- REQUIRED WORK -
Within the material below, how many lines include "einem"? Answer with the count only.
════
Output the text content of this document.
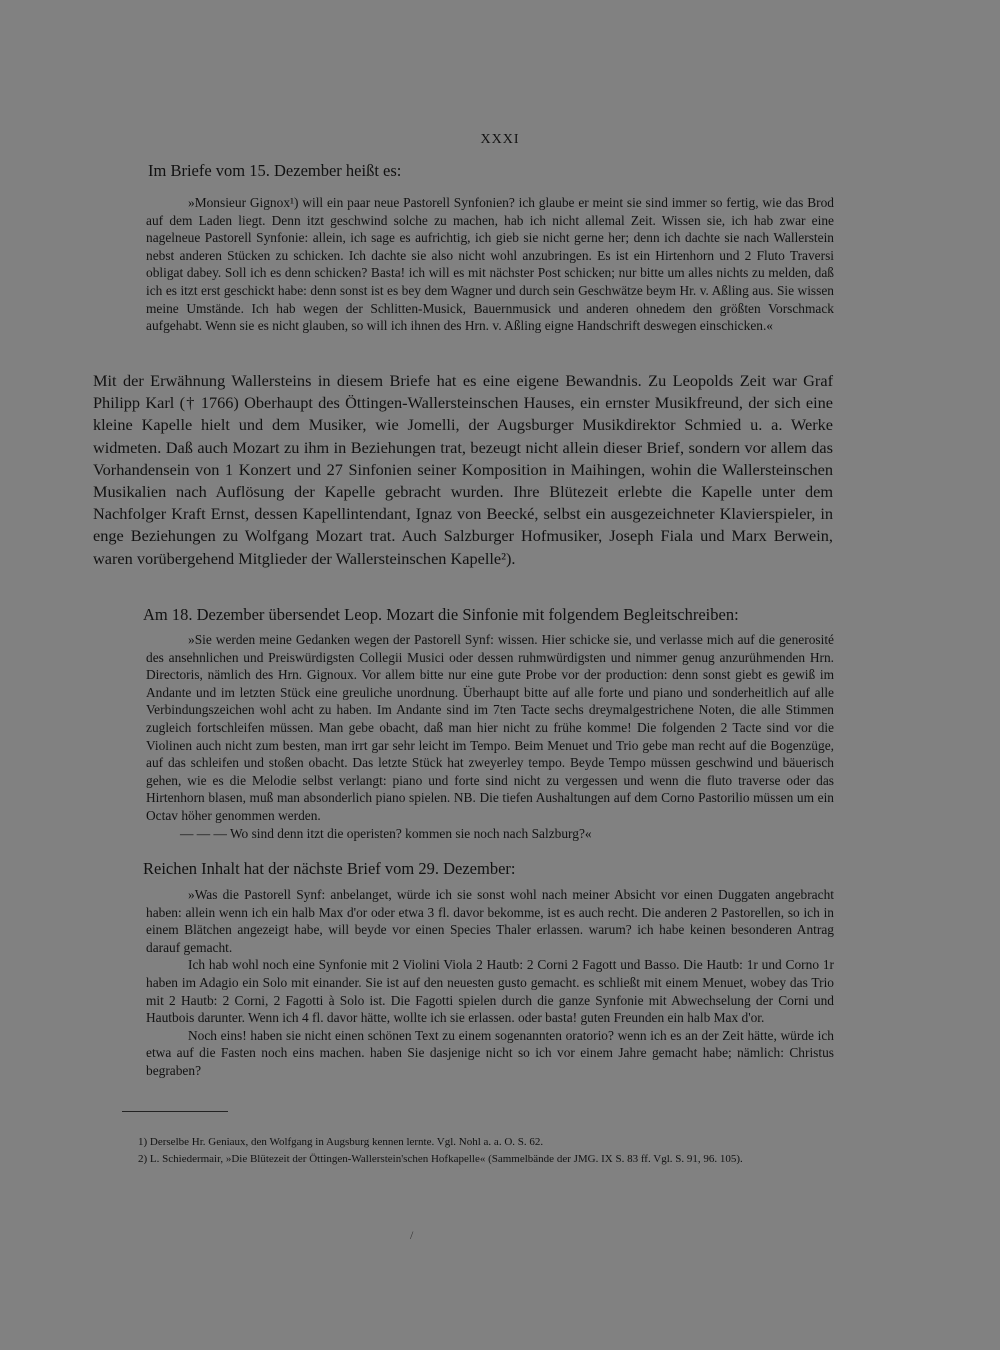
XXXI

Im Briefe vom 15. Dezember heißt es:

»Monsieur Gignox¹) will ein paar neue Pastorell Synfonien? ich glaube er meint sie sind immer so fertig, wie das Brod auf dem Laden liegt. Denn itzt geschwind solche zu machen, hab ich nicht allemal Zeit. Wissen sie, ich hab zwar eine nagelneue Pastorell Synfonie: allein, ich sage es aufrichtig, ich gieb sie nicht gerne her; denn ich dachte sie nach Wallerstein nebst anderen Stücken zu schicken. Ich dachte sie also nicht wohl anzubringen. Es ist ein Hirtenhorn und 2 Fluto Traversi obligat dabey. Soll ich es denn schicken? Basta! ich will es mit nächster Post schicken; nur bitte um alles nichts zu melden, daß ich es itzt erst geschickt habe: denn sonst ist es bey dem Wagner und durch sein Geschwätze beym Hr. v. Aßling aus. Sie wissen meine Umstände. Ich hab wegen der Schlitten-Musick, Bauernmusick und anderen ohnedem den größten Vorschmack aufgehabt. Wenn sie es nicht glauben, so will ich ihnen des Hrn. v. Aßling eigne Handschrift deswegen einschicken.«

Mit der Erwähnung Wallersteins in diesem Briefe hat es eine eigene Bewandnis. Zu Leopolds Zeit war Graf Philipp Karl († 1766) Oberhaupt des Öttingen-Wallersteinschen Hauses, ein ernster Musikfreund, der sich eine kleine Kapelle hielt und dem Musiker, wie Jomelli, der Augsburger Musikdirektor Schmied u. a. Werke widmeten. Daß auch Mozart zu ihm in Beziehungen trat, bezeugt nicht allein dieser Brief, sondern vor allem das Vorhandensein von 1 Konzert und 27 Sinfonien seiner Komposition in Maihingen, wohin die Wallersteinschen Musikalien nach Auflösung der Kapelle gebracht wurden. Ihre Blütezeit erlebte die Kapelle unter dem Nachfolger Kraft Ernst, dessen Kapellintendant, Ignaz von Beecké, selbst ein ausgezeichneter Klavierspieler, in enge Beziehungen zu Wolfgang Mozart trat. Auch Salzburger Hofmusiker, Joseph Fiala und Marx Berwein, waren vorübergehend Mitglieder der Wallersteinschen Kapelle²).

Am 18. Dezember übersendet Leop. Mozart die Sinfonie mit folgendem Begleitschreiben:

»Sie werden meine Gedanken wegen der Pastorell Synf: wissen. Hier schicke sie, und verlasse mich auf die generosité des ansehnlichen und Preiswürdigsten Collegii Musici oder dessen ruhmwürdigsten und nimmer genug anzurühmenden Hrn. Directoris, nämlich des Hrn. Gignoux. Vor allem bitte nur eine gute Probe vor der production: denn sonst giebt es gewiß im Andante und im letzten Stück eine greuliche unordnung. Überhaupt bitte auf alle forte und piano und sonderheitlich auf alle Verbindungszeichen wohl acht zu haben. Im Andante sind im 7ten Tacte sechs dreymalgestrichene Noten, die alle Stimmen zugleich fortschleifen müssen. Man gebe obacht, daß man hier nicht zu frühe komme! Die folgenden 2 Tacte sind vor die Violinen auch nicht zum besten, man irrt gar sehr leicht im Tempo. Beim Menuet und Trio gebe man recht auf die Bogenzüge, auf das schleifen und stoßen obacht. Das letzte Stück hat zweyerley tempo. Beyde Tempo müssen geschwind und bäuerisch gehen, wie es die Melodie selbst verlangt: piano und forte sind nicht zu vergessen und wenn die fluto traverse oder das Hirtenhorn blasen, muß man absonderlich piano spielen. NB. Die tiefen Aushaltungen auf dem Corno Pastorilio müssen um ein Octav höher genommen werden.

— — — Wo sind denn itzt die operisten? kommen sie noch nach Salzburg?«

Reichen Inhalt hat der nächste Brief vom 29. Dezember:

»Was die Pastorell Synf: anbelanget, würde ich sie sonst wohl nach meiner Absicht vor einen Duggaten angebracht haben: allein wenn ich ein halb Max d'or oder etwa 3 fl. davor bekomme, ist es auch recht. Die anderen 2 Pastorellen, so ich in einem Blätchen angezeigt habe, will beyde vor einen Species Thaler erlassen. warum? ich habe keinen besonderen Antrag darauf gemacht.

Ich hab wohl noch eine Synfonie mit 2 Violini Viola 2 Hautb: 2 Corni 2 Fagott und Basso. Die Hautb: 1r und Corno 1r haben im Adagio ein Solo mit einander. Sie ist auf den neuesten gusto gemacht. es schließt mit einem Menuet, wobey das Trio mit 2 Hautb: 2 Corni, 2 Fagotti à Solo ist. Die Fagotti spielen durch die ganze Synfonie mit Abwechselung der Corni und Hautbois darunter. Wenn ich 4 fl. davor hätte, wollte ich sie erlassen. oder basta! guten Freunden ein halb Max d'or.

Noch eins! haben sie nicht einen schönen Text zu einem sogenannten oratorio? wenn ich es an der Zeit hätte, würde ich etwa auf die Fasten noch eins machen. haben Sie dasjenige nicht so ich vor einem Jahre gemacht habe; nämlich: Christus begraben?

1) Derselbe Hr. Geniaux, den Wolfgang in Augsburg kennen lernte. Vgl. Nohl a. a. O. S. 62.
2) L. Schiedermair, »Die Blütezeit der Öttingen-Wallerstein'schen Hofkapelle« (Sammelbände der JMG. IX S. 83 ff. Vgl. S. 91, 96. 105).
/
════
- OUTPUT BELOW -
3